• **Data for the task**:
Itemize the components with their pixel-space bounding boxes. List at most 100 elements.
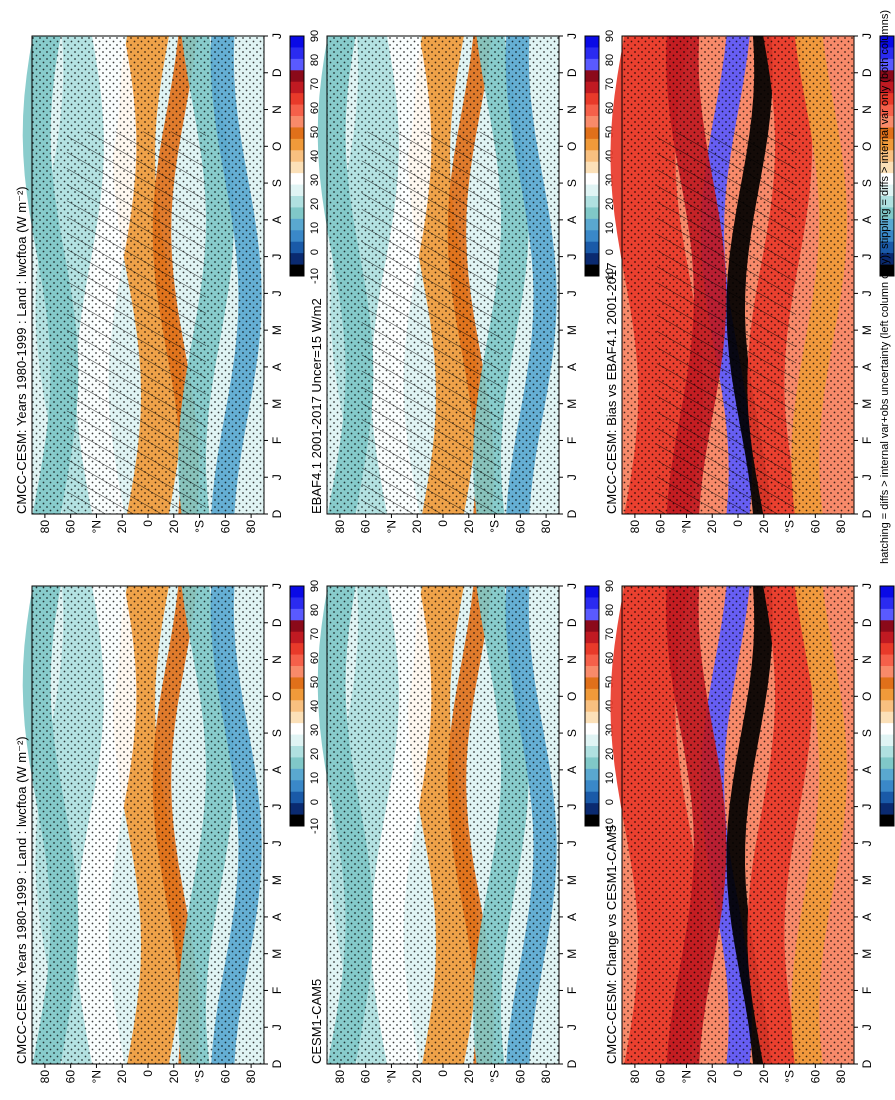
x-tick-label: J bbox=[565, 804, 579, 810]
colorbar-label: 80 bbox=[309, 604, 321, 616]
colorbar-cell bbox=[585, 745, 599, 758]
colorbar-cell bbox=[290, 218, 304, 231]
panel-title: CMCC-CESM: Years 1980-1999 : Land : lwcf… bbox=[14, 736, 29, 1064]
colorbar-cell bbox=[585, 779, 599, 792]
x-tick-label: M bbox=[270, 325, 284, 335]
x-tick-label: D bbox=[565, 618, 579, 627]
y-tick-label: 60 bbox=[513, 1070, 527, 1084]
colorbar-cell bbox=[880, 665, 894, 678]
y-tick-label: 80 bbox=[38, 1070, 52, 1084]
x-tick-label: F bbox=[270, 437, 284, 444]
colorbar-cell bbox=[880, 69, 894, 82]
colorbar-cell bbox=[880, 46, 894, 59]
colorbar-cell bbox=[290, 791, 304, 804]
x-tick-label: J bbox=[270, 290, 284, 296]
stippling-overlay bbox=[622, 586, 854, 1064]
colorbar-label: 90 bbox=[309, 30, 321, 42]
panel-1: CMCC-CESM: Years 1980-1999 : Land : lwcf… bbox=[14, 580, 321, 1084]
colorbar-cell bbox=[290, 252, 304, 265]
y-tick-label: °S bbox=[488, 1070, 502, 1083]
x-tick-label: A bbox=[270, 913, 284, 921]
colorbar-cell bbox=[585, 688, 599, 701]
stippling-overlay bbox=[32, 586, 264, 1064]
colorbar-cell bbox=[880, 252, 894, 265]
y-tick-label: 80 bbox=[244, 1070, 258, 1084]
y-tick-label: 20 bbox=[462, 1070, 476, 1084]
x-tick-label: M bbox=[270, 399, 284, 409]
y-tick-label: 20 bbox=[410, 520, 424, 534]
x-tick-label: N bbox=[270, 105, 284, 114]
colorbar-cell bbox=[585, 149, 599, 162]
y-tick-label: 20 bbox=[705, 1070, 719, 1084]
colorbar-cell bbox=[880, 92, 894, 105]
colorbar-label: 70 bbox=[604, 78, 616, 90]
y-tick-label: 60 bbox=[654, 520, 668, 534]
y-tick-label: 20 bbox=[705, 520, 719, 534]
colorbar-label: 60 bbox=[309, 652, 321, 664]
colorbar-cell bbox=[290, 115, 304, 128]
colorbar-cell bbox=[585, 699, 599, 712]
x-tick-label: N bbox=[860, 105, 874, 114]
x-tick-label: A bbox=[860, 216, 874, 224]
panel-2: EBAF4.1 2001-2017 Uncer=15 W/m2 D J F M A M J J A… bbox=[309, 30, 616, 534]
colorbar-cell bbox=[880, 218, 894, 231]
y-tick-label: °S bbox=[193, 1070, 207, 1083]
x-tick-label: F bbox=[565, 987, 579, 994]
colorbar-cell bbox=[880, 35, 894, 48]
y-tick-label: °S bbox=[193, 520, 207, 533]
x-tick-label: N bbox=[270, 655, 284, 664]
x-tick-label: M bbox=[860, 949, 874, 959]
hatching-overlay bbox=[656, 131, 796, 514]
colorbar-cell bbox=[290, 35, 304, 48]
x-tick-label: A bbox=[565, 913, 579, 921]
panel-title: CMCC-CESM: Years 1980-1999 : Land : lwcf… bbox=[14, 186, 29, 514]
y-tick-label: 80 bbox=[628, 520, 642, 534]
y-tick-label: 80 bbox=[38, 520, 52, 534]
x-tick-label: D bbox=[860, 1059, 874, 1068]
panel-0: CMCC-CESM: Years 1980-1999 : Land : lwcf… bbox=[14, 30, 321, 534]
colorbar-label: 10 bbox=[309, 772, 321, 784]
colorbar-frame bbox=[584, 35, 600, 277]
x-tick-label: A bbox=[565, 363, 579, 371]
x-tick-label: D bbox=[860, 618, 874, 627]
x-tick-label: F bbox=[860, 987, 874, 994]
x-tick-label: D bbox=[270, 68, 284, 77]
x-tick-label: O bbox=[270, 692, 284, 701]
x-tick-label: D bbox=[565, 68, 579, 77]
y-tick-label: 80 bbox=[539, 1070, 553, 1084]
colorbar-label: 90 bbox=[604, 30, 616, 42]
colorbar-cell bbox=[585, 814, 599, 826]
y-tick-label: 60 bbox=[64, 1070, 78, 1084]
colorbar: -20-16-12-8-4048121620 bbox=[879, 35, 895, 277]
colorbar-label: 10 bbox=[309, 222, 321, 234]
colorbar-cell bbox=[880, 734, 894, 746]
x-tick-label: J bbox=[860, 583, 874, 589]
colorbar-cell bbox=[585, 619, 599, 632]
x-tick-label: M bbox=[860, 399, 874, 409]
colorbar-cell bbox=[880, 229, 894, 242]
colorbar-label: 10 bbox=[604, 222, 616, 234]
y-tick-label: 0 bbox=[141, 1070, 155, 1077]
x-tick-label: J bbox=[860, 290, 874, 296]
x-tick-label: J bbox=[270, 474, 284, 480]
colorbar-cell bbox=[290, 802, 304, 815]
x-tick-label: A bbox=[860, 766, 874, 774]
x-tick-label: F bbox=[860, 437, 874, 444]
colorbar-cell bbox=[290, 722, 304, 735]
x-tick-label: A bbox=[270, 363, 284, 371]
x-tick-label: M bbox=[860, 325, 874, 335]
colorbar-cell bbox=[585, 734, 599, 746]
colorbar-cell bbox=[585, 756, 599, 769]
y-tick-label: 60 bbox=[359, 1070, 373, 1084]
colorbar-cell bbox=[290, 676, 304, 689]
colorbar-label: 40 bbox=[309, 150, 321, 162]
x-tick-label: J bbox=[565, 290, 579, 296]
colorbar-label: 60 bbox=[309, 102, 321, 114]
y-tick-label: 80 bbox=[333, 520, 347, 534]
x-tick-label: J bbox=[270, 33, 284, 39]
colorbar-cell bbox=[880, 241, 894, 254]
x-tick-label: S bbox=[565, 729, 579, 737]
colorbar-cell bbox=[290, 734, 304, 746]
colorbar-cell bbox=[880, 619, 894, 632]
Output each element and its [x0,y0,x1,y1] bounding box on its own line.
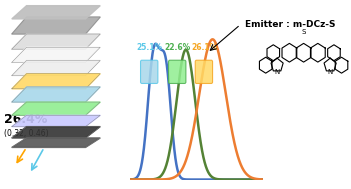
Text: Emitter : m-DCz-S: Emitter : m-DCz-S [245,20,335,29]
Polygon shape [12,74,100,89]
Polygon shape [12,6,100,19]
Polygon shape [12,60,100,76]
Text: N: N [327,70,333,75]
FancyBboxPatch shape [140,60,158,84]
Polygon shape [12,34,100,49]
Text: 26.1%: 26.1% [191,43,218,52]
Text: N: N [274,70,280,75]
Polygon shape [12,47,100,62]
Polygon shape [12,87,100,102]
Text: (0.32, 0.46): (0.32, 0.46) [5,129,49,138]
Polygon shape [12,115,100,127]
Text: 26.4%: 26.4% [5,113,48,126]
Polygon shape [12,138,100,147]
Polygon shape [12,17,100,34]
Polygon shape [12,127,100,138]
Text: S: S [302,29,306,35]
Text: 25.1%: 25.1% [137,43,163,52]
FancyBboxPatch shape [195,60,213,84]
Polygon shape [12,102,100,115]
Text: 22.6%: 22.6% [165,43,191,52]
FancyBboxPatch shape [168,60,186,84]
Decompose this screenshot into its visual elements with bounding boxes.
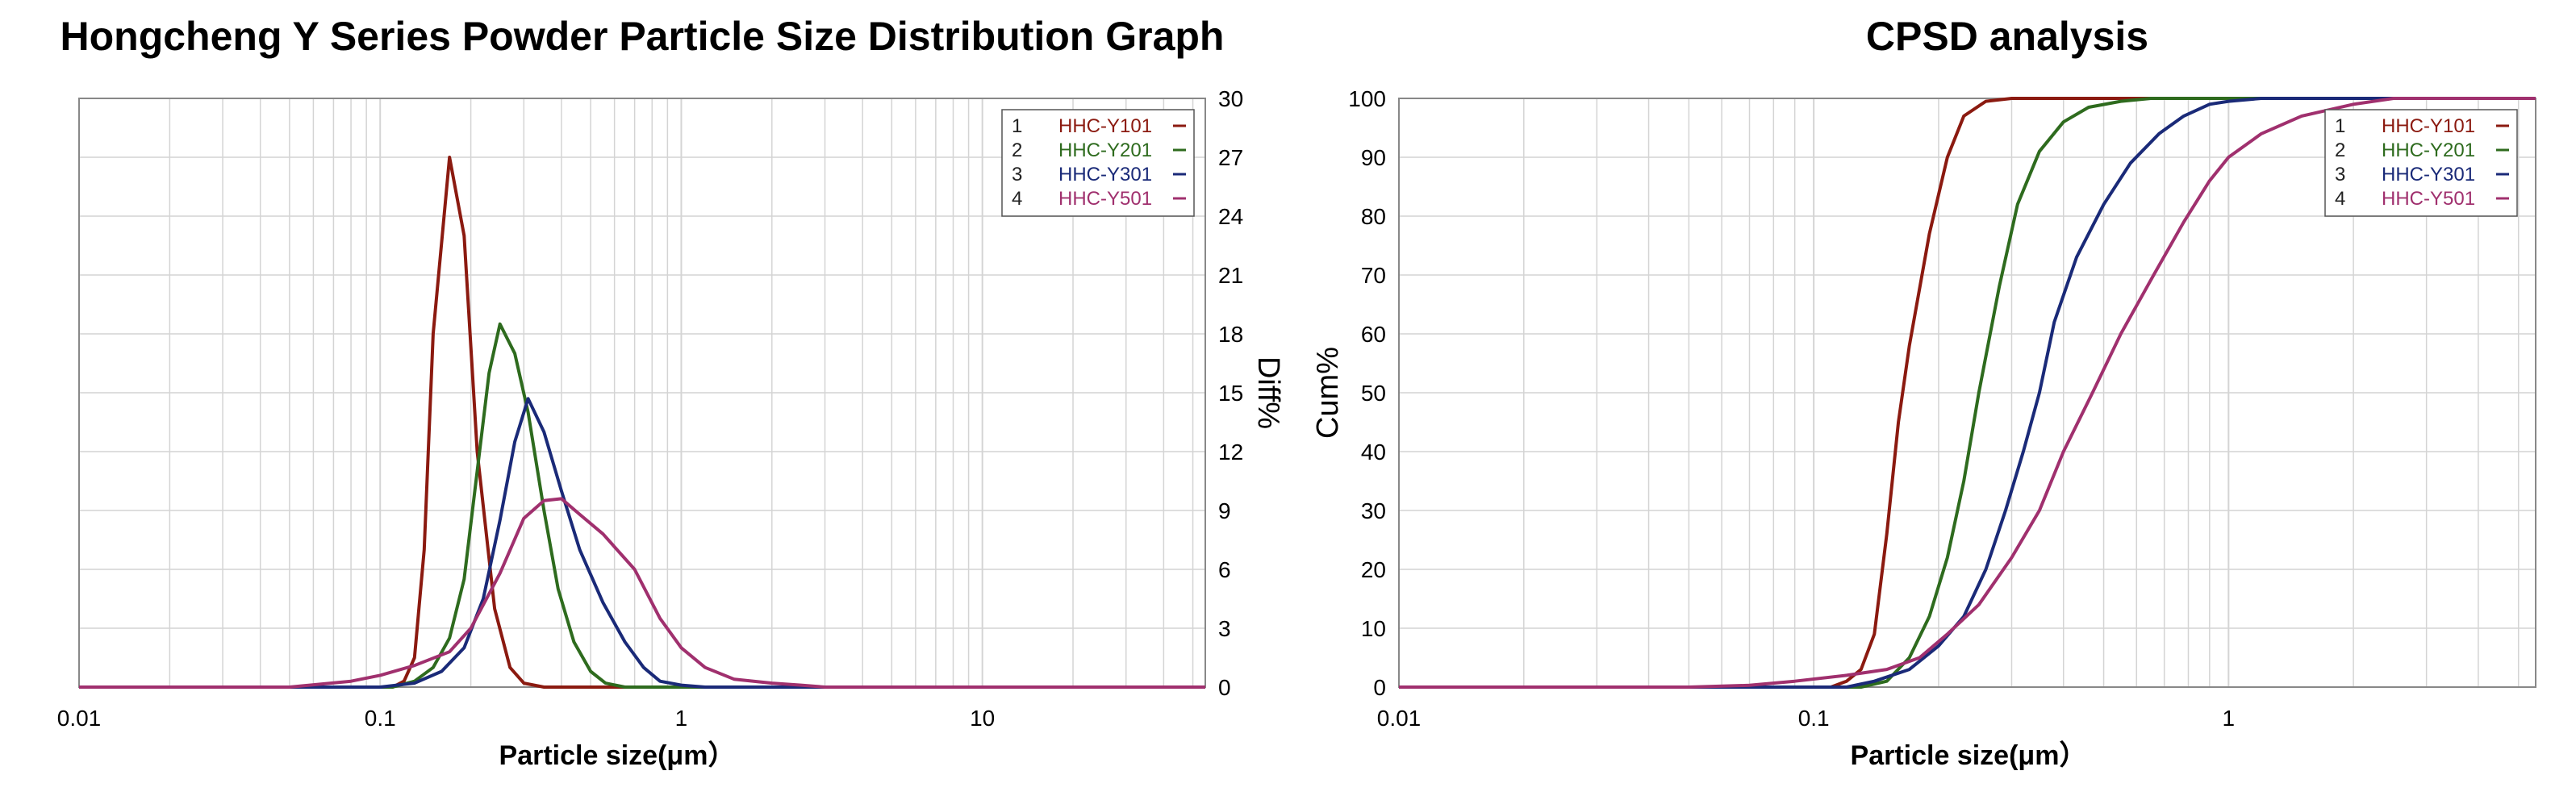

• **What to produce**:
Reproduce all of the material above word for word, leaving out the pictures.

• **Completed exercise**:
Itemize the components with their pixel-space bounding boxes. List at most 100 elements.
x-tick-label: J bbox=[565, 804, 579, 810]
colorbar-label: 80 bbox=[309, 604, 321, 616]
colorbar-cell bbox=[585, 745, 599, 758]
colorbar-cell bbox=[290, 218, 304, 231]
panel-title: CMCC-CESM: Years 1980-1999 : Land : lwcf… bbox=[14, 736, 29, 1064]
colorbar-cell bbox=[585, 779, 599, 792]
x-tick-label: M bbox=[270, 325, 284, 335]
x-tick-label: D bbox=[565, 618, 579, 627]
y-tick-label: 60 bbox=[513, 1070, 527, 1084]
colorbar-cell bbox=[880, 665, 894, 678]
y-tick-label: 80 bbox=[38, 1070, 52, 1084]
x-tick-label: F bbox=[270, 437, 284, 444]
colorbar-cell bbox=[880, 69, 894, 82]
colorbar-cell bbox=[880, 46, 894, 59]
colorbar-cell bbox=[290, 791, 304, 804]
x-tick-label: J bbox=[270, 290, 284, 296]
stippling-overlay bbox=[622, 586, 854, 1064]
colorbar-label: 90 bbox=[309, 30, 321, 42]
panel-1: CMCC-CESM: Years 1980-1999 : Land : lwcf… bbox=[14, 580, 321, 1084]
colorbar-cell bbox=[290, 252, 304, 265]
y-tick-label: °S bbox=[488, 1070, 502, 1083]
x-tick-label: A bbox=[270, 913, 284, 921]
colorbar-cell bbox=[585, 688, 599, 701]
stippling-overlay bbox=[32, 586, 264, 1064]
colorbar-cell bbox=[880, 252, 894, 265]
y-tick-label: 80 bbox=[244, 1070, 258, 1084]
y-tick-label: 20 bbox=[462, 1070, 476, 1084]
x-tick-label: M bbox=[270, 399, 284, 409]
y-tick-label: 20 bbox=[410, 520, 424, 534]
x-tick-label: N bbox=[270, 105, 284, 114]
colorbar-cell bbox=[585, 149, 599, 162]
y-tick-label: 20 bbox=[705, 1070, 719, 1084]
colorbar-cell bbox=[880, 92, 894, 105]
colorbar-label: 70 bbox=[604, 78, 616, 90]
y-tick-label: 60 bbox=[654, 520, 668, 534]
y-tick-label: 20 bbox=[705, 520, 719, 534]
colorbar-label: 60 bbox=[309, 652, 321, 664]
colorbar-cell bbox=[290, 115, 304, 128]
colorbar-cell bbox=[585, 699, 599, 712]
x-tick-label: N bbox=[860, 105, 874, 114]
x-tick-label: A bbox=[860, 216, 874, 224]
panel-2: EBAF4.1 2001-2017 Uncer=15 W/m2 D J F M A M J J A… bbox=[309, 30, 616, 534]
colorbar-cell bbox=[880, 218, 894, 231]
y-tick-label: °S bbox=[193, 1070, 207, 1083]
x-tick-label: F bbox=[565, 987, 579, 994]
colorbar-cell bbox=[880, 35, 894, 48]
y-tick-label: °S bbox=[193, 520, 207, 533]
x-tick-label: N bbox=[270, 655, 284, 664]
x-tick-label: M bbox=[860, 949, 874, 959]
hatching-overlay bbox=[656, 131, 796, 514]
colorbar-cell bbox=[290, 35, 304, 48]
x-tick-label: A bbox=[565, 913, 579, 921]
panel-title: CMCC-CESM: Years 1980-1999 : Land : lwcf… bbox=[14, 186, 29, 514]
y-tick-label: 80 bbox=[628, 520, 642, 534]
y-tick-label: 80 bbox=[38, 520, 52, 534]
x-tick-label: D bbox=[860, 1059, 874, 1068]
panel-0: CMCC-CESM: Years 1980-1999 : Land : lwcf… bbox=[14, 30, 321, 534]
colorbar-label: 10 bbox=[309, 772, 321, 784]
colorbar-frame bbox=[584, 35, 600, 277]
x-tick-label: A bbox=[565, 363, 579, 371]
x-tick-label: D bbox=[860, 618, 874, 627]
x-tick-label: F bbox=[860, 987, 874, 994]
x-tick-label: D bbox=[270, 68, 284, 77]
x-tick-label: O bbox=[270, 692, 284, 701]
x-tick-label: D bbox=[565, 68, 579, 77]
y-tick-label: 80 bbox=[539, 1070, 553, 1084]
colorbar-label: 90 bbox=[604, 30, 616, 42]
colorbar-cell bbox=[585, 814, 599, 826]
y-tick-label: 60 bbox=[64, 1070, 78, 1084]
colorbar: -20-16-12-8-4048121620 bbox=[879, 35, 895, 277]
colorbar-label: 10 bbox=[309, 222, 321, 234]
colorbar-cell bbox=[880, 734, 894, 746]
x-tick-label: J bbox=[860, 583, 874, 589]
colorbar-cell bbox=[585, 619, 599, 632]
x-tick-label: M bbox=[860, 399, 874, 409]
colorbar-cell bbox=[880, 229, 894, 242]
colorbar-label: 10 bbox=[604, 222, 616, 234]
y-tick-label: 0 bbox=[141, 1070, 155, 1077]
x-tick-label: J bbox=[860, 290, 874, 296]
x-tick-label: J bbox=[270, 474, 284, 480]
colorbar-cell bbox=[290, 802, 304, 815]
x-tick-label: A bbox=[860, 766, 874, 774]
x-tick-label: F bbox=[860, 437, 874, 444]
colorbar-cell bbox=[290, 722, 304, 735]
x-tick-label: A bbox=[270, 363, 284, 371]
x-tick-label: M bbox=[860, 325, 874, 335]
colorbar-cell bbox=[585, 734, 599, 746]
colorbar-cell bbox=[585, 756, 599, 769]
y-tick-label: 60 bbox=[359, 1070, 373, 1084]
colorbar-cell bbox=[290, 676, 304, 689]
colorbar-label: 40 bbox=[309, 150, 321, 162]
x-tick-label: J bbox=[565, 290, 579, 296]
colorbar-label: 60 bbox=[309, 102, 321, 114]
y-tick-label: 80 bbox=[333, 520, 347, 534]
x-tick-label: J bbox=[270, 33, 284, 39]
colorbar-cell bbox=[880, 241, 894, 254]
x-tick-label: S bbox=[565, 729, 579, 737]
colorbar-cell bbox=[290, 734, 304, 746]
colorbar-cell bbox=[880, 619, 894, 632]
Output each element and its [x0,y0,x1,y1] bounding box on its own line.
Text: Emitter : m-DCz-S: Emitter : m-DCz-S [245,20,335,29]
Polygon shape [12,74,100,89]
Polygon shape [12,6,100,19]
Polygon shape [12,60,100,76]
Text: N: N [327,70,333,75]
FancyBboxPatch shape [140,60,158,84]
Polygon shape [12,34,100,49]
Text: 26.1%: 26.1% [191,43,218,52]
Text: N: N [274,70,280,75]
Polygon shape [12,47,100,62]
Polygon shape [12,87,100,102]
Text: (0.32, 0.46): (0.32, 0.46) [5,129,49,138]
Polygon shape [12,115,100,127]
Text: 26.4%: 26.4% [5,113,48,126]
Polygon shape [12,138,100,147]
Polygon shape [12,17,100,34]
Polygon shape [12,127,100,138]
Text: S: S [302,29,306,35]
Text: 25.1%: 25.1% [137,43,163,52]
FancyBboxPatch shape [195,60,213,84]
Polygon shape [12,102,100,115]
Text: 22.6%: 22.6% [165,43,191,52]
FancyBboxPatch shape [168,60,186,84]
Decompose this screenshot into its visual elements with bounding boxes.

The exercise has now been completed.